Direction> Filter the records for lines holding the string "petdetect".

------------------------------

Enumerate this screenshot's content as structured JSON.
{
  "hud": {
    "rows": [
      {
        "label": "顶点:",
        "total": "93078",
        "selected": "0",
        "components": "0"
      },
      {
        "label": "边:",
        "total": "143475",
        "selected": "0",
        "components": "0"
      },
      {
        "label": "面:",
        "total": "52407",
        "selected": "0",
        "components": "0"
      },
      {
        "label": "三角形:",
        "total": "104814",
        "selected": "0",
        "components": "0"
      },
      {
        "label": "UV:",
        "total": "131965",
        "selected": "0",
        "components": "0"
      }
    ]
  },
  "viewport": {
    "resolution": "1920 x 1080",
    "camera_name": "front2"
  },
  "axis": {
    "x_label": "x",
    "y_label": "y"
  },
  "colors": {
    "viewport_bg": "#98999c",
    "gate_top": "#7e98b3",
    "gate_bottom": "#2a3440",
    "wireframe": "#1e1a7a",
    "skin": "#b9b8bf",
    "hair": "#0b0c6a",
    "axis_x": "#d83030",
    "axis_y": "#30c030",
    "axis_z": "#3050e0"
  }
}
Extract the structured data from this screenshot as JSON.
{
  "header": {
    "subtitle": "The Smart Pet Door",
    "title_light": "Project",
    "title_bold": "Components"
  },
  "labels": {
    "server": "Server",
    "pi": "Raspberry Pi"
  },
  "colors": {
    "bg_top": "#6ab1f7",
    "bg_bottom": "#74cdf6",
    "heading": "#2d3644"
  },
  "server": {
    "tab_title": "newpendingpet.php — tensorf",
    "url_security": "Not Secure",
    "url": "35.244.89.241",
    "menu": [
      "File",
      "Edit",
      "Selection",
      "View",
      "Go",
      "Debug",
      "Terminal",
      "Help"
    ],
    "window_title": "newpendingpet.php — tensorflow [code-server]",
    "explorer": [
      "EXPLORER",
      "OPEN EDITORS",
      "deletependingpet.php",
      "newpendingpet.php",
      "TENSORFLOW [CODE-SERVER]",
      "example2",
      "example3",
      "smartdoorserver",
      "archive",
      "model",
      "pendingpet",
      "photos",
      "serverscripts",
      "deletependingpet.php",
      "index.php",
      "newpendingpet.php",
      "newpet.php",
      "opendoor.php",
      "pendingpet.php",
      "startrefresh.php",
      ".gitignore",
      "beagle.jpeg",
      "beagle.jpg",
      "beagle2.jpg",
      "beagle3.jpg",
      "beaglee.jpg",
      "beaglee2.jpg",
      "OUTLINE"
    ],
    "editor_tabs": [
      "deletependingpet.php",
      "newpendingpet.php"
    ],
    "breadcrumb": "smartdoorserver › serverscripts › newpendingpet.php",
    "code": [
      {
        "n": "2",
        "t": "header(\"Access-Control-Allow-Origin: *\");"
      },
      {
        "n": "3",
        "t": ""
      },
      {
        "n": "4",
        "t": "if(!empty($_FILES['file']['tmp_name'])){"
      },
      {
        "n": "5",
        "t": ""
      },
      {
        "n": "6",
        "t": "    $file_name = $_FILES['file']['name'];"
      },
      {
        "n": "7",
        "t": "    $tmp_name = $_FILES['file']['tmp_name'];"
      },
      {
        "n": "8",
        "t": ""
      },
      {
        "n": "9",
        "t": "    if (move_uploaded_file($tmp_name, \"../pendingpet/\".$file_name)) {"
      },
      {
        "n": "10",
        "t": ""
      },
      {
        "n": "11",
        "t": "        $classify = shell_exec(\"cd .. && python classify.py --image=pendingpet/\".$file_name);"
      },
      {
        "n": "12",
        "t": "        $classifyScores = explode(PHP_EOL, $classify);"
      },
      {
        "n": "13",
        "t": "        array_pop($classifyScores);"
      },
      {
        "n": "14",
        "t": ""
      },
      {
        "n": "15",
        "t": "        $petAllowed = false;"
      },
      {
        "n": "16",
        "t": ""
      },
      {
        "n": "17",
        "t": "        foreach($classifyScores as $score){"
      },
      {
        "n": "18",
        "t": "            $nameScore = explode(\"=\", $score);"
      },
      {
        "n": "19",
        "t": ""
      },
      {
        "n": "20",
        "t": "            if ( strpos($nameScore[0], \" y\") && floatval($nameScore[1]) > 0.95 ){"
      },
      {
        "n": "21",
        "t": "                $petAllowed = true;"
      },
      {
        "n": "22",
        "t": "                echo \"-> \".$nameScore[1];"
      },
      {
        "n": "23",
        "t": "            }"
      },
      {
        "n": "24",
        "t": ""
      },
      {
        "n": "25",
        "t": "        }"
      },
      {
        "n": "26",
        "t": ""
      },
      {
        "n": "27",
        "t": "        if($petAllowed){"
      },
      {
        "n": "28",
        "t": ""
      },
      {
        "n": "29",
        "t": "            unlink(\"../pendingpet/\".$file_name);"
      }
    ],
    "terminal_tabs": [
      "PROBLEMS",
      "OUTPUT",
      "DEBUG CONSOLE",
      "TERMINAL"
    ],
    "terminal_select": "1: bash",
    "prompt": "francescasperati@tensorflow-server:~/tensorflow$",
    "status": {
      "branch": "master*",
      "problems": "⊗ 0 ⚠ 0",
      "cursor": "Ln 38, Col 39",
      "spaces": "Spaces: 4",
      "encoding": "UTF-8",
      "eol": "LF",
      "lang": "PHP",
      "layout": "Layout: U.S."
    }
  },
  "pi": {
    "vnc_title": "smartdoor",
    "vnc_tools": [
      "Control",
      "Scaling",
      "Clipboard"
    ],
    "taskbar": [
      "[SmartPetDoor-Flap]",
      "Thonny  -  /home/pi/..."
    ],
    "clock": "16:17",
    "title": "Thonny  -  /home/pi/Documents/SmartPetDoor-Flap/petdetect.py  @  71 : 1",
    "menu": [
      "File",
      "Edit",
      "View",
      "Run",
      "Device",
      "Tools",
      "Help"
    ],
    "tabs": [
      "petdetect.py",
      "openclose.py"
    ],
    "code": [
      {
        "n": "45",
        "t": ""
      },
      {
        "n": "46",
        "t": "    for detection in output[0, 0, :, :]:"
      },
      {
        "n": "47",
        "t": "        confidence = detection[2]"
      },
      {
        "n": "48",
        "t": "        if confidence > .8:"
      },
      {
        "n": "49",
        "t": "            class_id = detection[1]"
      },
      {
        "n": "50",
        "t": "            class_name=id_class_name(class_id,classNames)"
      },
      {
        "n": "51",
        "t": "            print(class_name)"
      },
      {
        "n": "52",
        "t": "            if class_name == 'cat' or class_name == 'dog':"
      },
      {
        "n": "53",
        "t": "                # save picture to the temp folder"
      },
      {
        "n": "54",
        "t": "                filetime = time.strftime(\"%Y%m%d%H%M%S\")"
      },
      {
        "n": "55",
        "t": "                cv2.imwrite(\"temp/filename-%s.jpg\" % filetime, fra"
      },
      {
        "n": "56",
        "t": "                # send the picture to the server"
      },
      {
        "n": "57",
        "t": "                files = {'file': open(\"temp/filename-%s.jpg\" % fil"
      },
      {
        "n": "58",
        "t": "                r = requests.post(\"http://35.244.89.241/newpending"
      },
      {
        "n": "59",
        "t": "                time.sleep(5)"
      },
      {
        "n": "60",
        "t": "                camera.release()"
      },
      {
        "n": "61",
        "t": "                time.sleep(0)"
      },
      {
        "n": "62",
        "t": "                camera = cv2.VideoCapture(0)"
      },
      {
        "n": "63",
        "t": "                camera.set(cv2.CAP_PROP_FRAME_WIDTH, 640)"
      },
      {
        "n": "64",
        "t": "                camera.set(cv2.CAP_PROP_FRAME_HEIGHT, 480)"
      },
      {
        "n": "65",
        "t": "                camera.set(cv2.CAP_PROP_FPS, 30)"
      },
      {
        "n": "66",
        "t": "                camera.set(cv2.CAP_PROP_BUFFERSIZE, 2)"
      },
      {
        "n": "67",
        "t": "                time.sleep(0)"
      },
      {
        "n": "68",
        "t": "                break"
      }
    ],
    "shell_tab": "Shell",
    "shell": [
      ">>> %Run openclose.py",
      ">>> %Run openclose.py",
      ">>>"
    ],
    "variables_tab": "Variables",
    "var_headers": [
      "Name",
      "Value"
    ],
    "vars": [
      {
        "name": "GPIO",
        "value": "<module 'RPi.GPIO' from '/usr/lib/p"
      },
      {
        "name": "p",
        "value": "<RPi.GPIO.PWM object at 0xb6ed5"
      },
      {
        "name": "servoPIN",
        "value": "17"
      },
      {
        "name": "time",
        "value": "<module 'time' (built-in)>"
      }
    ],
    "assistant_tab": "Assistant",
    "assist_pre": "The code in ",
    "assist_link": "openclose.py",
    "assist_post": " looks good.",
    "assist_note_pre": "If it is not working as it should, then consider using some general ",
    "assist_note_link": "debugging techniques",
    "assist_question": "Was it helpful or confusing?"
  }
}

------------------------------

Written answer>
    "title": "Thonny  -  /home/pi/Documents/SmartPetDoor-Flap/petdetect.py  @  71 : 1",
      "petdetect.py",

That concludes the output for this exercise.